== SHORT PROBLEM 1 ==
Copy the passage on Kelvyn Colt's career word for word, starting at the words "Colt released another" and ending after "to tour China.".

Colt released another EP titled "Mind of Colt, Pt. 1" under Sony Music Germany in 2018 and two singles in 2019. His European tour in the same year was sold out. He also performed at the annual established arts and media event SXSW and became the first German rap artist to tour China.

=== 2020-present: Independent career with TBHG Records ===
In early 2020, Colt parted ways with Sony after securing the rights to his entire music catalog to establish his own independent record label. In September 2020, Colt announced his collaboration with Mercedes-Benz and became the face of the "EQC" project. As part of the collaboration, the single "BENZ | I Know" was released, which remains Colt's most well-known single to date<. The accompanying video was released on the Mercedes-Benz YouTube channel.

In 2021, Colt independently released his first EP, "Love Before Death". He also released the collaborative single "No One" with wavvyboi, which brought attention to the breaking of traditional gender roles in society through collaboration with About You and Levi's. Another song, "Emotions", was released in the same year.

After releasing three standalone singles, "INTO THE LIGHT," "Hot Girl Summer," and "Problem, Yeah I Know," in 2022, Colt started off 2023 with the release of his new EP "GERMAN ANGST," which garnered media attention through a protest march for mental health in Berlin. In May 2023, Colt appeared as a guest on the ZDFNeo show "Studio Schmitt," where he discussed his career path, cultural differences in international hip-hop, and his experiences in the music industry, while also premiering his single "RAGE" on German television. In July 2023, Kelvyn Colt also appeared on the ARD show "ttt – titel, thesen, temperamente," where he reflected on his career and discussed the societal influences of "GERMAN ANGST". In the same year, Colt began a collaboration with US based distribution and publishing company Create Music Group, through which he released the singles "RAGE" and "ENORMOUS" in joint collaboration.

== ITEMS ==
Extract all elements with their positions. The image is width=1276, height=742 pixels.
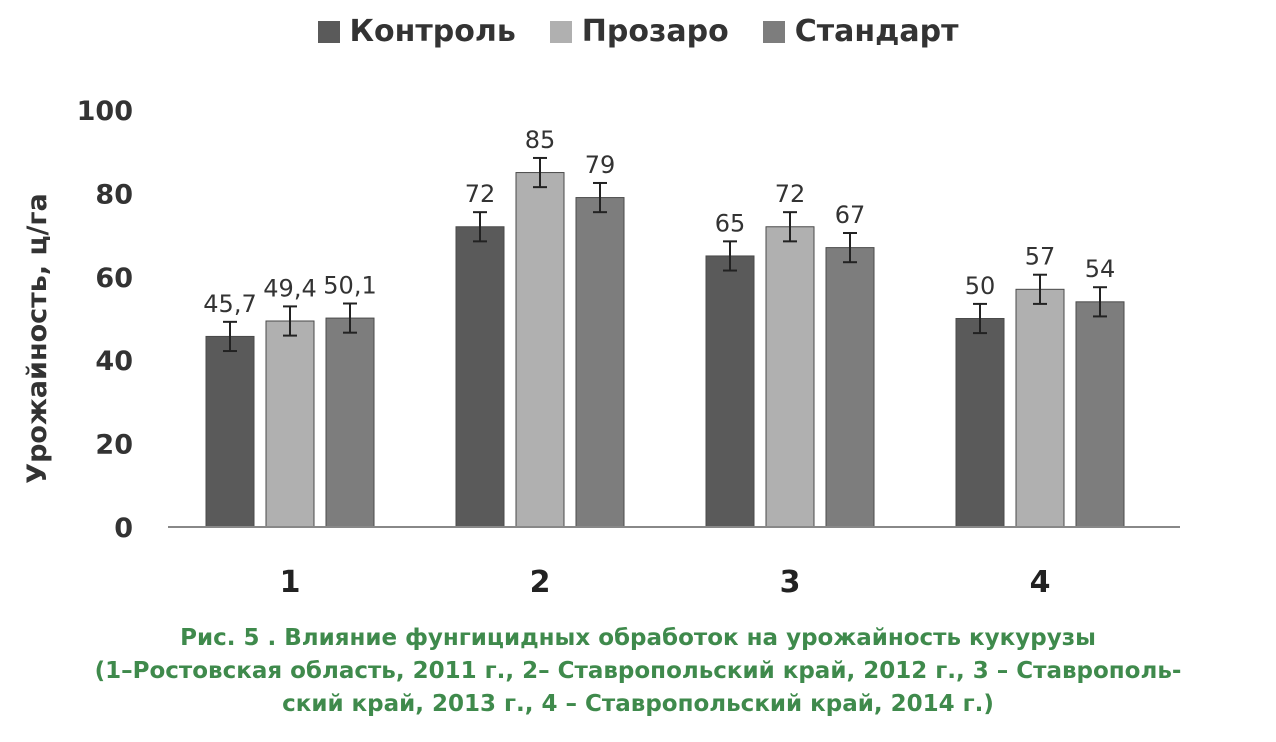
bar xyxy=(825,247,875,528)
data-label: 85 xyxy=(525,126,556,154)
data-label: 79 xyxy=(585,151,616,179)
y-tick-label: 20 xyxy=(95,430,133,461)
legend-swatch-prozaro xyxy=(549,20,572,43)
data-label: 45,7 xyxy=(203,290,256,318)
caption-line-2: (1–Ростовская область, 2011 г., 2– Ставр… xyxy=(94,658,1182,684)
legend-label-control: Контроль xyxy=(349,14,516,49)
legend-label-standard: Стандарт xyxy=(794,14,959,49)
caption-line-1: Рис. 5 . Влияние фунгицидных обработок н… xyxy=(180,625,1096,651)
caption-line-3: ский край, 2013 г., 4 – Ставропольский к… xyxy=(282,691,994,717)
data-label: 65 xyxy=(715,209,746,237)
data-label: 54 xyxy=(1085,255,1116,283)
bar xyxy=(1075,301,1125,528)
x-tick-label: 2 xyxy=(530,565,551,600)
bar-chart: 0 20 40 60 80 100 Урожайность, ц/га 45,749,4 50,… xyxy=(22,96,1180,600)
legend-item-prozaro: Прозаро xyxy=(549,14,729,49)
x-tick-label: 4 xyxy=(1030,565,1051,600)
bar xyxy=(205,335,255,528)
legend-swatch-standard xyxy=(762,20,785,43)
data-label: 49,4 xyxy=(263,274,316,302)
bar xyxy=(1015,288,1065,528)
bar xyxy=(955,318,1005,528)
y-tick-label: 40 xyxy=(95,346,133,377)
y-tick-label: 60 xyxy=(95,263,133,294)
legend-item-standard: Стандарт xyxy=(762,14,959,49)
data-label: 72 xyxy=(775,180,806,208)
bar xyxy=(575,197,625,528)
legend-item-control: Контроль xyxy=(317,14,516,49)
x-tick-label: 3 xyxy=(780,565,801,600)
legend-label-prozaro: Прозаро xyxy=(581,14,729,49)
y-tick-label: 100 xyxy=(77,96,133,127)
data-label: 50 xyxy=(965,272,996,300)
bar xyxy=(705,255,755,528)
x-tick-label: 1 xyxy=(280,565,301,600)
data-label: 57 xyxy=(1025,243,1056,271)
y-tick-label: 80 xyxy=(95,179,133,210)
bar xyxy=(455,226,505,528)
bar xyxy=(265,320,315,528)
legend-swatch-control xyxy=(317,20,340,43)
data-label: 50,1 xyxy=(323,271,376,299)
bar xyxy=(765,226,815,528)
legend: Контроль Прозаро Стандарт xyxy=(0,14,1276,49)
bar xyxy=(325,317,375,528)
figure-caption: Рис. 5 . Влияние фунгицидных обработок н… xyxy=(0,622,1276,721)
data-label: 72 xyxy=(465,180,496,208)
y-axis-label: Урожайность, ц/га xyxy=(22,193,53,484)
bar xyxy=(515,172,565,528)
data-label: 67 xyxy=(835,201,866,229)
y-tick-label: 0 xyxy=(114,513,133,544)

== SHORT PROBLEM 2 ==
In the records, take the lines from the one containing "bar xyxy=(825,247,875,528)" through the one containing "caption-line-2: (1–Ростовская область, 2011". Rewrite them as a Markdown table with columns Row and Line, omitting any blank lines.

== RESPONSE 1 ==
Colt released another EP titled "Mind of Colt, Pt. 1" under Sony Music Germany in 2018 and two singles in 2019. His European tour in the same year was sold out. He also performed at the annual established arts and media event SXSW and became the first German rap artist to tour China.

== RESPONSE 2 ==
| Row | Line |
|---|---|
| 1 | bar xyxy=(825,247,875,528) |
| 2 | data-label: 85 xyxy=(525,126,556,154) |
| 3 | data-label: 79 xyxy=(585,151,616,179) |
| 4 | y-tick-label: 20 xyxy=(95,430,133,461) |
| 5 | legend-swatch-prozaro xyxy=(549,20,572,43) |
| 6 | data-label: 45,7 xyxy=(203,290,256,318) |
| 7 | caption-line-2: (1–Ростовская область, 2011 г., 2– Ставр… xyxy=(94,658,1182,684) |